TASK DIRECTIONS – How many lines in these records hold the string "they"? State only that number.

THE INPUT –

★ ★ ★ ★ ★

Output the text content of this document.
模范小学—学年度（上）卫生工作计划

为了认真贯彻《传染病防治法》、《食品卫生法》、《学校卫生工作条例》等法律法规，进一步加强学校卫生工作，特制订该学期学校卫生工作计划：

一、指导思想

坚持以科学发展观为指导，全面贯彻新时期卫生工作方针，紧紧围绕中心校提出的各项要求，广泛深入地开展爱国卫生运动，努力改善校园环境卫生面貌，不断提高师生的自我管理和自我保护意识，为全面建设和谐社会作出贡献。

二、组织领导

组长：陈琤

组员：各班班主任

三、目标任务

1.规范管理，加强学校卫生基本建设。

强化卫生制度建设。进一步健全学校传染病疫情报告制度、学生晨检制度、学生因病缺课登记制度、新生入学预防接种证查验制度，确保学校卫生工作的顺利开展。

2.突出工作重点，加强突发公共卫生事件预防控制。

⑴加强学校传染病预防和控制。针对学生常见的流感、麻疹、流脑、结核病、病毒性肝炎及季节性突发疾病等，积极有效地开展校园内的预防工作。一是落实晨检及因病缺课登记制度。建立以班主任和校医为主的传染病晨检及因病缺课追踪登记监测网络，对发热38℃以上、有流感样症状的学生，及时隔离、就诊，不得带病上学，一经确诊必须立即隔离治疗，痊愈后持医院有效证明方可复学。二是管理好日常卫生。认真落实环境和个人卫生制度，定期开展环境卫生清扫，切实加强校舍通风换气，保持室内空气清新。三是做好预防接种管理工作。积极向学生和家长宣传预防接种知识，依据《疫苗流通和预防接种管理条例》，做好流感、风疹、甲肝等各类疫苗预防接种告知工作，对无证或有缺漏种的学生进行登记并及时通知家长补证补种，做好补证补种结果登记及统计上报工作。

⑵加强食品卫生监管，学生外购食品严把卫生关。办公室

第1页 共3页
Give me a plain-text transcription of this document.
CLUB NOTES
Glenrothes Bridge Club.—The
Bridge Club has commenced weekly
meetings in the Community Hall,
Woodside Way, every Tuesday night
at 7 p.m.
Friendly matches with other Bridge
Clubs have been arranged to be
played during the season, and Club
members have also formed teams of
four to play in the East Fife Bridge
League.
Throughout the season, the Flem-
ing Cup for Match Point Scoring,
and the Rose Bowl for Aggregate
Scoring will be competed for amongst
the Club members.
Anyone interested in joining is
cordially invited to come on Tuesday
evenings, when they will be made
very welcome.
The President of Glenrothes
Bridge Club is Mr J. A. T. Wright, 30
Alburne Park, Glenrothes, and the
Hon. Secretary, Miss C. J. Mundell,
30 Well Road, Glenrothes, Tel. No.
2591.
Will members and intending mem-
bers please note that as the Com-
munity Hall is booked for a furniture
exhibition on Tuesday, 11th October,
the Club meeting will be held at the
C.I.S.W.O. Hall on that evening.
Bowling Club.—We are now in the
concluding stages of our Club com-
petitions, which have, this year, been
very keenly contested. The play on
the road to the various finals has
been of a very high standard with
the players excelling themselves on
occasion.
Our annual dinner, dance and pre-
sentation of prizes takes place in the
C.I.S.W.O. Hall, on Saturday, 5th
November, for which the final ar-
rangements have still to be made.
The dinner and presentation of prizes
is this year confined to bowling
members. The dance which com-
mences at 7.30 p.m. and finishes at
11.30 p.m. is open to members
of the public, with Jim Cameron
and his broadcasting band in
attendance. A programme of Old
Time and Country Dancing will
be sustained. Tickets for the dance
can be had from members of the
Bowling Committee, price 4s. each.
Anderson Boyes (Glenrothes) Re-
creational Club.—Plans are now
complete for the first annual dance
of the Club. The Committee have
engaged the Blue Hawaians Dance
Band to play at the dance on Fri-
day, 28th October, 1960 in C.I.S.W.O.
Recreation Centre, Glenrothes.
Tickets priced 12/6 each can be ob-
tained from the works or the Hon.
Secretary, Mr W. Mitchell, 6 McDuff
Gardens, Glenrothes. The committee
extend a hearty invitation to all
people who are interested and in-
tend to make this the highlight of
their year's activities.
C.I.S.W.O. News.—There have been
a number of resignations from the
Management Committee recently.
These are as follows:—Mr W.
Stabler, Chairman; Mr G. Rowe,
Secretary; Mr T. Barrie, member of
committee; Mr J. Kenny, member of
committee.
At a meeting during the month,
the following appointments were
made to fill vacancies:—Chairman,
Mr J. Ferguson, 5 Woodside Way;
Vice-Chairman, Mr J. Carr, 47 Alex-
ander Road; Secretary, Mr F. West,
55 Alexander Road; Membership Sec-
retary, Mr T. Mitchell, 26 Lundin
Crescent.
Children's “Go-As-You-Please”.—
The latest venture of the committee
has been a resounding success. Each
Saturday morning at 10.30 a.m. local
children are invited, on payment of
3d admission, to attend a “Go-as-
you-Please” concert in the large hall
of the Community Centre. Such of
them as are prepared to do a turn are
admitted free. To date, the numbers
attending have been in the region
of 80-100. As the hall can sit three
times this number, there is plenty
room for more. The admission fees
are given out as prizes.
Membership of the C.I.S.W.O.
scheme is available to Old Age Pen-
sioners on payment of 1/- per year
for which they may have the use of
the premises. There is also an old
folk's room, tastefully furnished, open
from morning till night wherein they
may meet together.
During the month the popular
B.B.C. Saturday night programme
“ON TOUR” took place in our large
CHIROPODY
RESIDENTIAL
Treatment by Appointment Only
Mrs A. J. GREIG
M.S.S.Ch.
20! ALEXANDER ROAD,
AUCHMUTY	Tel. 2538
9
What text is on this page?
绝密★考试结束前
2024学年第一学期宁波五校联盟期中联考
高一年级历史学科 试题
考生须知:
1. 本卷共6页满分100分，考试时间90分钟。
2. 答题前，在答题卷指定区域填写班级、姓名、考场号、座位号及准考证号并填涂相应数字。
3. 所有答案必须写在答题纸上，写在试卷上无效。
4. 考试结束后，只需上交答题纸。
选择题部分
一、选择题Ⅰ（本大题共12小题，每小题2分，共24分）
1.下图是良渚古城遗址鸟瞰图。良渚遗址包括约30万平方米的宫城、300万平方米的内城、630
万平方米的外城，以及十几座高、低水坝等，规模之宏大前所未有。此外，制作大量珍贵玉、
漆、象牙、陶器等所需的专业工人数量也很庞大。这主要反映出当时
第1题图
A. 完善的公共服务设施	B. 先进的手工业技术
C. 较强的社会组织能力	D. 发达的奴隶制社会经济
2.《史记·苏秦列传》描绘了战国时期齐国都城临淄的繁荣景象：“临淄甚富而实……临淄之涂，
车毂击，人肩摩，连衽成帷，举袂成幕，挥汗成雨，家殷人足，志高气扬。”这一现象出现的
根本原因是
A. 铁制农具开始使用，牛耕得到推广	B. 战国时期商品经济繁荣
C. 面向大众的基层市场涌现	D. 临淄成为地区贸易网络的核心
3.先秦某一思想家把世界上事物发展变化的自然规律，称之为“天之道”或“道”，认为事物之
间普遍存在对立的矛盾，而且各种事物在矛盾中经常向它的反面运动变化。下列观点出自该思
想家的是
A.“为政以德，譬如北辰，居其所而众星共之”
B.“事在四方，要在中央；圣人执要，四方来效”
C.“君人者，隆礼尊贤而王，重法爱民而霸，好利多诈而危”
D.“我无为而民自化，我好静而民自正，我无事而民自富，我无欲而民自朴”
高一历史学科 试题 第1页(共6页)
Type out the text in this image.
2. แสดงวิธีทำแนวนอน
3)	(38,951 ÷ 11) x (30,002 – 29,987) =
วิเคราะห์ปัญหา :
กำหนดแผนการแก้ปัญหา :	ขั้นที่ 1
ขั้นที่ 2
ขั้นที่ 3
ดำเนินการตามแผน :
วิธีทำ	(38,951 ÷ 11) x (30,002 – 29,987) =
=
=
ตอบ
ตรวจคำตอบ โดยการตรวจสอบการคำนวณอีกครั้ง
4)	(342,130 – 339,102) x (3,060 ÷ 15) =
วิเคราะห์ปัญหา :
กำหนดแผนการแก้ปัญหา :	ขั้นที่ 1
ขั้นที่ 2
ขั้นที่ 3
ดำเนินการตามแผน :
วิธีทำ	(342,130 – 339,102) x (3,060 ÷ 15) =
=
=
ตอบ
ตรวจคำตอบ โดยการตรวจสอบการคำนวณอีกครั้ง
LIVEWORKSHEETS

★ ★ ★ ★ ★

SOLUTION BELOW – 3